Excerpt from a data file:
◆ ◆ ◆ ◆ ◆ ◆ ◆
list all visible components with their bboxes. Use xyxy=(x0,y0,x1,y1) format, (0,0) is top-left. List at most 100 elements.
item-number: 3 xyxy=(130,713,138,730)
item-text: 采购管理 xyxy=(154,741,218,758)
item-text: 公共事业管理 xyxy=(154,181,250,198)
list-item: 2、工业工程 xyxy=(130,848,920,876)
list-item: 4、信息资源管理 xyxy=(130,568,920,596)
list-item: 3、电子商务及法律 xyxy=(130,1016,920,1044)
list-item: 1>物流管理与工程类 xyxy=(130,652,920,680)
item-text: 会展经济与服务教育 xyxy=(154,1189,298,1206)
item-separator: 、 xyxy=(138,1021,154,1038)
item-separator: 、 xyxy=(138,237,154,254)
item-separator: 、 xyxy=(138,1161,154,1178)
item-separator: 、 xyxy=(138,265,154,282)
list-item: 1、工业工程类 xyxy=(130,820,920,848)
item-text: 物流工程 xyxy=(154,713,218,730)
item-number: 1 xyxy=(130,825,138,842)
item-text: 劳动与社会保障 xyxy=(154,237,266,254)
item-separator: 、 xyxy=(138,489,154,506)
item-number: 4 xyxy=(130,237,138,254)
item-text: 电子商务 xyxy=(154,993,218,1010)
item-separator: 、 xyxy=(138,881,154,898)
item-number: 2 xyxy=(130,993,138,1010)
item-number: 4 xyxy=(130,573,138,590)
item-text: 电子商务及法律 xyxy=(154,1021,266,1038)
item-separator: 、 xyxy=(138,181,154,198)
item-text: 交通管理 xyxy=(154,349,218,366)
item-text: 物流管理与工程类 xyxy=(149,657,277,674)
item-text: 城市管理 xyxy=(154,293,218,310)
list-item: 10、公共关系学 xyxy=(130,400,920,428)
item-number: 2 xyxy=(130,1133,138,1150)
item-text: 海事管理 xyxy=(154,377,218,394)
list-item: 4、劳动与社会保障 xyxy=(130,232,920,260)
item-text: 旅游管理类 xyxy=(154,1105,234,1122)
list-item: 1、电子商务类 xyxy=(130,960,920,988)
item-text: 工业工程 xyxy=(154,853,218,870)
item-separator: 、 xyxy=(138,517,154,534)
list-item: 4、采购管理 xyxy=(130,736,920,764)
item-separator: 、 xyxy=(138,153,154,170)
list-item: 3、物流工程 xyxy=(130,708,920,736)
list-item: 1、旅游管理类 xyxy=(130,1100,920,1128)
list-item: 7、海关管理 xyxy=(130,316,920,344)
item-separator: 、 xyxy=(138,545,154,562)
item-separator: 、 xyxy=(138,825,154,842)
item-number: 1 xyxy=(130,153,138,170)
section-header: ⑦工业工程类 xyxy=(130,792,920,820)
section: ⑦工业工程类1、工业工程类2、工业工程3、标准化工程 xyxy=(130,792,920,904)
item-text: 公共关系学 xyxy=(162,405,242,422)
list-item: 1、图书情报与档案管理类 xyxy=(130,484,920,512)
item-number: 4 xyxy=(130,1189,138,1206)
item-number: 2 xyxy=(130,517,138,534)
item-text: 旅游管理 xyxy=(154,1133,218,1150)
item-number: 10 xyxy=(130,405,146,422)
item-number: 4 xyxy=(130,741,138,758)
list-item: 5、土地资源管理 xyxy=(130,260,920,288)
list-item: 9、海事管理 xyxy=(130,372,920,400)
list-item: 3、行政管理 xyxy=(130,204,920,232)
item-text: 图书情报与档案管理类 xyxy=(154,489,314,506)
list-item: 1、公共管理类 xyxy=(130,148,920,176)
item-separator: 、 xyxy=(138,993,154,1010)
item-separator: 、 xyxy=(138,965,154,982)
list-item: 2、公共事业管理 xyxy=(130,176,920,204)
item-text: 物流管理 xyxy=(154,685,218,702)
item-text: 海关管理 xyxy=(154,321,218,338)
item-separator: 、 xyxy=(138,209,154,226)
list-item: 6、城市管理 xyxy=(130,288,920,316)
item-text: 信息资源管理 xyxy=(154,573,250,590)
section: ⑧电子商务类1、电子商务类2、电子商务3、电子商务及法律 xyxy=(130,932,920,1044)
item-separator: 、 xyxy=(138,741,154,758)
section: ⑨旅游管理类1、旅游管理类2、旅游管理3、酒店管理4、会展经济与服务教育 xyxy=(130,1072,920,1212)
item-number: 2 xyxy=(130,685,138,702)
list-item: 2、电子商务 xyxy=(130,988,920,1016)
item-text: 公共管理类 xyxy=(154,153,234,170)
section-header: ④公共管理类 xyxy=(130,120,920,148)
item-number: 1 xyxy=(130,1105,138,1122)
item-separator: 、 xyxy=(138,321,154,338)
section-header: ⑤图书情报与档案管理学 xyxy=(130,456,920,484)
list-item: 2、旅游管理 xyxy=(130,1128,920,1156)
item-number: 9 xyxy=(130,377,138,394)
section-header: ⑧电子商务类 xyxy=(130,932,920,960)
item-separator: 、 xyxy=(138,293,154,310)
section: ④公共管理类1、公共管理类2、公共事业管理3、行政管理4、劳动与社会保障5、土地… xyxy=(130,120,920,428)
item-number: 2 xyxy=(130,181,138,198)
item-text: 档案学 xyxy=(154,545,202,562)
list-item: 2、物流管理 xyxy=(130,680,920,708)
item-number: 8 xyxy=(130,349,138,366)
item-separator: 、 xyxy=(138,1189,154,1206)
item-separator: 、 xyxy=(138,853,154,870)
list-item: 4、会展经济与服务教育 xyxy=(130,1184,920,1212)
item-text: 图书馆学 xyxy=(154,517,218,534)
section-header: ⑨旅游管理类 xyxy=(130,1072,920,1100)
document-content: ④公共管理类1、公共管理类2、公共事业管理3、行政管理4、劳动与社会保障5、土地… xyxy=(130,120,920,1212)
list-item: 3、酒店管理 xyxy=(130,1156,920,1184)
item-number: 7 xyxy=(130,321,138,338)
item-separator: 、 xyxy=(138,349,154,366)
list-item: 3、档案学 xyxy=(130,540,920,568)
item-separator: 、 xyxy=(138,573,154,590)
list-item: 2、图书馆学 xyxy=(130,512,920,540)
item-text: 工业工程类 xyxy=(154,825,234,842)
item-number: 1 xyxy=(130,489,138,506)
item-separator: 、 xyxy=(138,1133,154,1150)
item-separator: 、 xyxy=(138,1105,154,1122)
◆ ◆ ◆ ◆ ◆ ◆ ◆
### Written exercise
Print every one of the records above again, reproducing each line character for character.

### Written response
list all visible components with their bboxes. Use xyxy=(x0,y0,x1,y1) format, (0,0) is top-left. List at most 100 elements.
item-number: 3 xyxy=(130,713,138,730)
item-text: 采购管理 xyxy=(154,741,218,758)
item-text: 公共事业管理 xyxy=(154,181,250,198)
list-item: 2、工业工程 xyxy=(130,848,920,876)
list-item: 4、信息资源管理 xyxy=(130,568,920,596)
list-item: 3、电子商务及法律 xyxy=(130,1016,920,1044)
list-item: 1>物流管理与工程类 xyxy=(130,652,920,680)
item-text: 会展经济与服务教育 xyxy=(154,1189,298,1206)
item-separator: 、 xyxy=(138,1021,154,1038)
item-separator: 、 xyxy=(138,237,154,254)
item-separator: 、 xyxy=(138,1161,154,1178)
item-separator: 、 xyxy=(138,265,154,282)
list-item: 1、工业工程类 xyxy=(130,820,920,848)
item-text: 物流工程 xyxy=(154,713,218,730)
item-number: 1 xyxy=(130,825,138,842)
item-text: 劳动与社会保障 xyxy=(154,237,266,254)
item-separator: 、 xyxy=(138,489,154,506)
item-number: 4 xyxy=(130,237,138,254)
item-text: 电子商务 xyxy=(154,993,218,1010)
item-separator: 、 xyxy=(138,881,154,898)
item-number: 2 xyxy=(130,993,138,1010)
item-number: 4 xyxy=(130,573,138,590)
item-text: 电子商务及法律 xyxy=(154,1021,266,1038)
item-separator: 、 xyxy=(138,181,154,198)
item-text: 交通管理 xyxy=(154,349,218,366)
item-text: 物流管理与工程类 xyxy=(149,657,277,674)
item-text: 城市管理 xyxy=(154,293,218,310)
list-item: 10、公共关系学 xyxy=(130,400,920,428)
item-number: 2 xyxy=(130,1133,138,1150)
item-text: 海事管理 xyxy=(154,377,218,394)
list-item: 4、劳动与社会保障 xyxy=(130,232,920,260)
item-text: 旅游管理类 xyxy=(154,1105,234,1122)
list-item: 1、电子商务类 xyxy=(130,960,920,988)
item-text: 工业工程 xyxy=(154,853,218,870)
item-separator: 、 xyxy=(138,517,154,534)
list-item: 4、采购管理 xyxy=(130,736,920,764)
item-separator: 、 xyxy=(138,153,154,170)
list-item: 3、物流工程 xyxy=(130,708,920,736)
list-item: 1、旅游管理类 xyxy=(130,1100,920,1128)
list-item: 7、海关管理 xyxy=(130,316,920,344)
item-separator: 、 xyxy=(138,545,154,562)
item-separator: 、 xyxy=(138,825,154,842)
item-number: 1 xyxy=(130,153,138,170)
section-header: ⑦工业工程类 xyxy=(130,792,920,820)
section: ⑦工业工程类1、工业工程类2、工业工程3、标准化工程 xyxy=(130,792,920,904)
item-text: 公共关系学 xyxy=(162,405,242,422)
list-item: 1、图书情报与档案管理类 xyxy=(130,484,920,512)
item-number: 4 xyxy=(130,1189,138,1206)
item-number: 2 xyxy=(130,517,138,534)
item-text: 旅游管理 xyxy=(154,1133,218,1150)
item-number: 10 xyxy=(130,405,146,422)
item-number: 4 xyxy=(130,741,138,758)
list-item: 5、土地资源管理 xyxy=(130,260,920,288)
list-item: 9、海事管理 xyxy=(130,372,920,400)
list-item: 3、行政管理 xyxy=(130,204,920,232)
item-text: 图书情报与档案管理类 xyxy=(154,489,314,506)
list-item: 1、公共管理类 xyxy=(130,148,920,176)
item-separator: 、 xyxy=(138,993,154,1010)
item-separator: 、 xyxy=(138,965,154,982)
list-item: 2、公共事业管理 xyxy=(130,176,920,204)
item-text: 物流管理 xyxy=(154,685,218,702)
item-text: 海关管理 xyxy=(154,321,218,338)
item-separator: 、 xyxy=(138,209,154,226)
list-item: 6、城市管理 xyxy=(130,288,920,316)
item-text: 信息资源管理 xyxy=(154,573,250,590)
section: ⑧电子商务类1、电子商务类2、电子商务3、电子商务及法律 xyxy=(130,932,920,1044)
item-separator: 、 xyxy=(138,741,154,758)
section: ⑨旅游管理类1、旅游管理类2、旅游管理3、酒店管理4、会展经济与服务教育 xyxy=(130,1072,920,1212)
item-number: 2 xyxy=(130,685,138,702)
list-item: 2、电子商务 xyxy=(130,988,920,1016)
item-text: 公共管理类 xyxy=(154,153,234,170)
section-header: ④公共管理类 xyxy=(130,120,920,148)
item-number: 1 xyxy=(130,1105,138,1122)
item-separator: 、 xyxy=(138,321,154,338)
section-header: ⑤图书情报与档案管理学 xyxy=(130,456,920,484)
list-item: 2、旅游管理 xyxy=(130,1128,920,1156)
item-number: 9 xyxy=(130,377,138,394)
section-header: ⑧电子商务类 xyxy=(130,932,920,960)
item-separator: 、 xyxy=(138,293,154,310)
section: ④公共管理类1、公共管理类2、公共事业管理3、行政管理4、劳动与社会保障5、土地… xyxy=(130,120,920,428)
item-number: 2 xyxy=(130,181,138,198)
item-text: 档案学 xyxy=(154,545,202,562)
list-item: 2、物流管理 xyxy=(130,680,920,708)
item-number: 8 xyxy=(130,349,138,366)
item-separator: 、 xyxy=(138,1189,154,1206)
item-separator: 、 xyxy=(138,853,154,870)
list-item: 4、会展经济与服务教育 xyxy=(130,1184,920,1212)
item-text: 图书馆学 xyxy=(154,517,218,534)
section-header: ⑨旅游管理类 xyxy=(130,1072,920,1100)
document-content: ④公共管理类1、公共管理类2、公共事业管理3、行政管理4、劳动与社会保障5、土地… xyxy=(130,120,920,1212)
list-item: 3、酒店管理 xyxy=(130,1156,920,1184)
item-number: 7 xyxy=(130,321,138,338)
item-separator: 、 xyxy=(138,349,154,366)
list-item: 3、档案学 xyxy=(130,540,920,568)
item-separator: 、 xyxy=(138,573,154,590)
list-item: 2、图书馆学 xyxy=(130,512,920,540)
item-text: 工业工程类 xyxy=(154,825,234,842)
item-number: 1 xyxy=(130,489,138,506)
item-separator: 、 xyxy=(138,1133,154,1150)
item-separator: 、 xyxy=(138,1105,154,1122)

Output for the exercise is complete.